**SHORT TASK:** Extract every line of the material below and reproduce it faithfully.

**GIVEN INFORMATION:**
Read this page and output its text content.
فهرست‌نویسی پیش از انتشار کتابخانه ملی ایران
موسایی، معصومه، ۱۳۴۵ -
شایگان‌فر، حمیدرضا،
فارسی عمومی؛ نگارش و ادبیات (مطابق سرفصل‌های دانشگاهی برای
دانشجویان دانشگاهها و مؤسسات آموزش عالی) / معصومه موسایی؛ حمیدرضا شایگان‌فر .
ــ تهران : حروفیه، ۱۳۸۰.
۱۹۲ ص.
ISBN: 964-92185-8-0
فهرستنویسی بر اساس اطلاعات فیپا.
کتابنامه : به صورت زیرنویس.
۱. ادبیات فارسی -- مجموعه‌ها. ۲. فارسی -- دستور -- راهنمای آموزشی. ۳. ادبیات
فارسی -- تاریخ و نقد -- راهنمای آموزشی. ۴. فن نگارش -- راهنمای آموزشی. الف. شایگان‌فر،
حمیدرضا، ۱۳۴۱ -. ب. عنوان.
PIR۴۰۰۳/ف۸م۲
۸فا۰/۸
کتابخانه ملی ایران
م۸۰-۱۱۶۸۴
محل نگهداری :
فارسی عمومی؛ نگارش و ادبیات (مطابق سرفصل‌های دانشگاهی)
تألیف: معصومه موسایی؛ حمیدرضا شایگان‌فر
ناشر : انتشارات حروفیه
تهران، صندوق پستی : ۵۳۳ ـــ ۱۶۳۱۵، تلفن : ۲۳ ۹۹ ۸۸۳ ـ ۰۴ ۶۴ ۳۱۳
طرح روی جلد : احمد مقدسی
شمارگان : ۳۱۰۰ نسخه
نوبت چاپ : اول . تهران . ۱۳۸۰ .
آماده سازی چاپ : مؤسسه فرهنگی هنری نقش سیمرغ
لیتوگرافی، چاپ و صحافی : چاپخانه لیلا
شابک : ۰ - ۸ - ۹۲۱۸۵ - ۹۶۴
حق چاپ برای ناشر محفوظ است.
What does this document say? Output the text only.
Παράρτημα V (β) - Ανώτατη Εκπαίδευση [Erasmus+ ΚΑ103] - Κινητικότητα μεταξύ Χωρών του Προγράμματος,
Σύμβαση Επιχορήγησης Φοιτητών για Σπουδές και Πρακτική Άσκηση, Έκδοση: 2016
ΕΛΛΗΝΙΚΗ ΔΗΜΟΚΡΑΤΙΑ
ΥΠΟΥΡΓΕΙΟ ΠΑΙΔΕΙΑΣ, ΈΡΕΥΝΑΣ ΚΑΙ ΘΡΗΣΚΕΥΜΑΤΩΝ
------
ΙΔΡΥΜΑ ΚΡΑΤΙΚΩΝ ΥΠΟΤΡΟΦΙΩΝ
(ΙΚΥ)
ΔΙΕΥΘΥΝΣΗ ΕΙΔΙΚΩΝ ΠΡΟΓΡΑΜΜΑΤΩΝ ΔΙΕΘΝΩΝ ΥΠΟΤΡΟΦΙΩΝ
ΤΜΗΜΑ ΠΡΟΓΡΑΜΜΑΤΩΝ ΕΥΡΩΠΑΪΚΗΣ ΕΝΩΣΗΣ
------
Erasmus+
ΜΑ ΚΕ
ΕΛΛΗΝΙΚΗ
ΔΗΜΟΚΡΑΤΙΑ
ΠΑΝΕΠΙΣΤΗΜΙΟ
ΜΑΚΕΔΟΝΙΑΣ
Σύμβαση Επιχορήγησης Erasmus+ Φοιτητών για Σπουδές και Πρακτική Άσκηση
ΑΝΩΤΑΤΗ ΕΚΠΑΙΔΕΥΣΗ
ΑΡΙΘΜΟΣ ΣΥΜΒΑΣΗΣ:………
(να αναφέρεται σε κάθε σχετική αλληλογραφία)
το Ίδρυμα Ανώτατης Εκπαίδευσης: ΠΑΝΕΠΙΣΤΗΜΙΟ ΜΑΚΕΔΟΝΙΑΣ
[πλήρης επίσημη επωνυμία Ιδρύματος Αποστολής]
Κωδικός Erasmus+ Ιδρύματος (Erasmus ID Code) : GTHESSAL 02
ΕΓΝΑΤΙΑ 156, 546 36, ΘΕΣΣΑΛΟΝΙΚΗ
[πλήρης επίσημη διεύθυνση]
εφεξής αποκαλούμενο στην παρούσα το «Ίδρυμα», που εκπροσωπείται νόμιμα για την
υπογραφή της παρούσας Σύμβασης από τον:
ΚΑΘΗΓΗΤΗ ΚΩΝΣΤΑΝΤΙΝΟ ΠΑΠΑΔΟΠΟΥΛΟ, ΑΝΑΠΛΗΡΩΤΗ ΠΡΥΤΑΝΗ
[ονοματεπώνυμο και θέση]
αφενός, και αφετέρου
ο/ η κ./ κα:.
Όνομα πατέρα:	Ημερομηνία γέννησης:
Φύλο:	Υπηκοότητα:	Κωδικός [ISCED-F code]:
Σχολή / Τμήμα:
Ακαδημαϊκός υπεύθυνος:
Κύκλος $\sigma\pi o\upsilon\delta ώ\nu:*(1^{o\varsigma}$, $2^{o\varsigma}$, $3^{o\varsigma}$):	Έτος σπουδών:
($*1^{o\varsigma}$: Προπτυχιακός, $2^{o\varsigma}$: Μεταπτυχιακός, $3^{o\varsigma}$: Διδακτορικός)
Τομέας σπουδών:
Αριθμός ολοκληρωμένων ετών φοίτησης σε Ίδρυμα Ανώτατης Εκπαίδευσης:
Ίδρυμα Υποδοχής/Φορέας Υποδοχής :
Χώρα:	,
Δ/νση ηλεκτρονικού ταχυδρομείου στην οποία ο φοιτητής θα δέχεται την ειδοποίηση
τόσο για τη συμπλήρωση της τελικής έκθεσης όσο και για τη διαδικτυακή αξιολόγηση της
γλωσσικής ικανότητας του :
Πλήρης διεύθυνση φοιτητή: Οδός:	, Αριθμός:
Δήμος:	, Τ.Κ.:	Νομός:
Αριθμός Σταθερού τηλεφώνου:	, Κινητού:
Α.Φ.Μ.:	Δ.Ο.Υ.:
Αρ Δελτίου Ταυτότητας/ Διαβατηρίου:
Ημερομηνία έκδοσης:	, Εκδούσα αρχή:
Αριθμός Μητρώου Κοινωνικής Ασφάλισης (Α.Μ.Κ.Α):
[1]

**ANSWER TO THE PROBLEM:**
Read this page and output its text content.
فهرست‌نویسی پیش از انتشار کتابخانه ملی ایران
موسایی، معصومه، ۱۳۴۵ -
شایگان‌فر، حمیدرضا،
فارسی عمومی؛ نگارش و ادبیات (مطابق سرفصل‌های دانشگاهی برای
دانشجویان دانشگاهها و مؤسسات آموزش عالی) / معصومه موسایی؛ حمیدرضا شایگان‌فر .
ــ تهران : حروفیه، ۱۳۸۰.
۱۹۲ ص.
ISBN: 964-92185-8-0
فهرستنویسی بر اساس اطلاعات فیپا.
کتابنامه : به صورت زیرنویس.
۱. ادبیات فارسی -- مجموعه‌ها. ۲. فارسی -- دستور -- راهنمای آموزشی. ۳. ادبیات
فارسی -- تاریخ و نقد -- راهنمای آموزشی. ۴. فن نگارش -- راهنمای آموزشی. الف. شایگان‌فر،
حمیدرضا، ۱۳۴۱ -. ب. عنوان.
PIR۴۰۰۳/ف۸م۲
۸فا۰/۸
کتابخانه ملی ایران
م۸۰-۱۱۶۸۴
محل نگهداری :
فارسی عمومی؛ نگارش و ادبیات (مطابق سرفصل‌های دانشگاهی)
تألیف: معصومه موسایی؛ حمیدرضا شایگان‌فر
ناشر : انتشارات حروفیه
تهران، صندوق پستی : ۵۳۳ ـــ ۱۶۳۱۵، تلفن : ۲۳ ۹۹ ۸۸۳ ـ ۰۴ ۶۴ ۳۱۳
طرح روی جلد : احمد مقدسی
شمارگان : ۳۱۰۰ نسخه
نوبت چاپ : اول . تهران . ۱۳۸۰ .
آماده سازی چاپ : مؤسسه فرهنگی هنری نقش سیمرغ
لیتوگرافی، چاپ و صحافی : چاپخانه لیلا
شابک : ۰ - ۸ - ۹۲۱۸۵ - ۹۶۴
حق چاپ برای ناشر محفوظ است.
What does this document say? Output the text only.
Παράρτημα V (β) - Ανώτατη Εκπαίδευση [Erasmus+ ΚΑ103] - Κινητικότητα μεταξύ Χωρών του Προγράμματος,
Σύμβαση Επιχορήγησης Φοιτητών για Σπουδές και Πρακτική Άσκηση, Έκδοση: 2016
ΕΛΛΗΝΙΚΗ ΔΗΜΟΚΡΑΤΙΑ
ΥΠΟΥΡΓΕΙΟ ΠΑΙΔΕΙΑΣ, ΈΡΕΥΝΑΣ ΚΑΙ ΘΡΗΣΚΕΥΜΑΤΩΝ
------
ΙΔΡΥΜΑ ΚΡΑΤΙΚΩΝ ΥΠΟΤΡΟΦΙΩΝ
(ΙΚΥ)
ΔΙΕΥΘΥΝΣΗ ΕΙΔΙΚΩΝ ΠΡΟΓΡΑΜΜΑΤΩΝ ΔΙΕΘΝΩΝ ΥΠΟΤΡΟΦΙΩΝ
ΤΜΗΜΑ ΠΡΟΓΡΑΜΜΑΤΩΝ ΕΥΡΩΠΑΪΚΗΣ ΕΝΩΣΗΣ
------
Erasmus+
ΜΑ ΚΕ
ΕΛΛΗΝΙΚΗ
ΔΗΜΟΚΡΑΤΙΑ
ΠΑΝΕΠΙΣΤΗΜΙΟ
ΜΑΚΕΔΟΝΙΑΣ
Σύμβαση Επιχορήγησης Erasmus+ Φοιτητών για Σπουδές και Πρακτική Άσκηση
ΑΝΩΤΑΤΗ ΕΚΠΑΙΔΕΥΣΗ
ΑΡΙΘΜΟΣ ΣΥΜΒΑΣΗΣ:………
(να αναφέρεται σε κάθε σχετική αλληλογραφία)
το Ίδρυμα Ανώτατης Εκπαίδευσης: ΠΑΝΕΠΙΣΤΗΜΙΟ ΜΑΚΕΔΟΝΙΑΣ
[πλήρης επίσημη επωνυμία Ιδρύματος Αποστολής]
Κωδικός Erasmus+ Ιδρύματος (Erasmus ID Code) : GTHESSAL 02
ΕΓΝΑΤΙΑ 156, 546 36, ΘΕΣΣΑΛΟΝΙΚΗ
[πλήρης επίσημη διεύθυνση]
εφεξής αποκαλούμενο στην παρούσα το «Ίδρυμα», που εκπροσωπείται νόμιμα για την
υπογραφή της παρούσας Σύμβασης από τον:
ΚΑΘΗΓΗΤΗ ΚΩΝΣΤΑΝΤΙΝΟ ΠΑΠΑΔΟΠΟΥΛΟ, ΑΝΑΠΛΗΡΩΤΗ ΠΡΥΤΑΝΗ
[ονοματεπώνυμο και θέση]
αφενός, και αφετέρου
ο/ η κ./ κα:.
Όνομα πατέρα:	Ημερομηνία γέννησης:
Φύλο:	Υπηκοότητα:	Κωδικός [ISCED-F code]:
Σχολή / Τμήμα:
Ακαδημαϊκός υπεύθυνος:
Κύκλος $\sigma\pi o\upsilon\delta ώ\nu:*(1^{o\varsigma}$, $2^{o\varsigma}$, $3^{o\varsigma}$):	Έτος σπουδών:
($*1^{o\varsigma}$: Προπτυχιακός, $2^{o\varsigma}$: Μεταπτυχιακός, $3^{o\varsigma}$: Διδακτορικός)
Τομέας σπουδών:
Αριθμός ολοκληρωμένων ετών φοίτησης σε Ίδρυμα Ανώτατης Εκπαίδευσης:
Ίδρυμα Υποδοχής/Φορέας Υποδοχής :
Χώρα:	,
Δ/νση ηλεκτρονικού ταχυδρομείου στην οποία ο φοιτητής θα δέχεται την ειδοποίηση
τόσο για τη συμπλήρωση της τελικής έκθεσης όσο και για τη διαδικτυακή αξιολόγηση της
γλωσσικής ικανότητας του :
Πλήρης διεύθυνση φοιτητή: Οδός:	, Αριθμός:
Δήμος:	, Τ.Κ.:	Νομός:
Αριθμός Σταθερού τηλεφώνου:	, Κινητού:
Α.Φ.Μ.:	Δ.Ο.Υ.:
Αρ Δελτίου Ταυτότητας/ Διαβατηρίου:
Ημερομηνία έκδοσης:	, Εκδούσα αρχή:
Αριθμός Μητρώου Κοινωνικής Ασφάλισης (Α.Μ.Κ.Α):
[1]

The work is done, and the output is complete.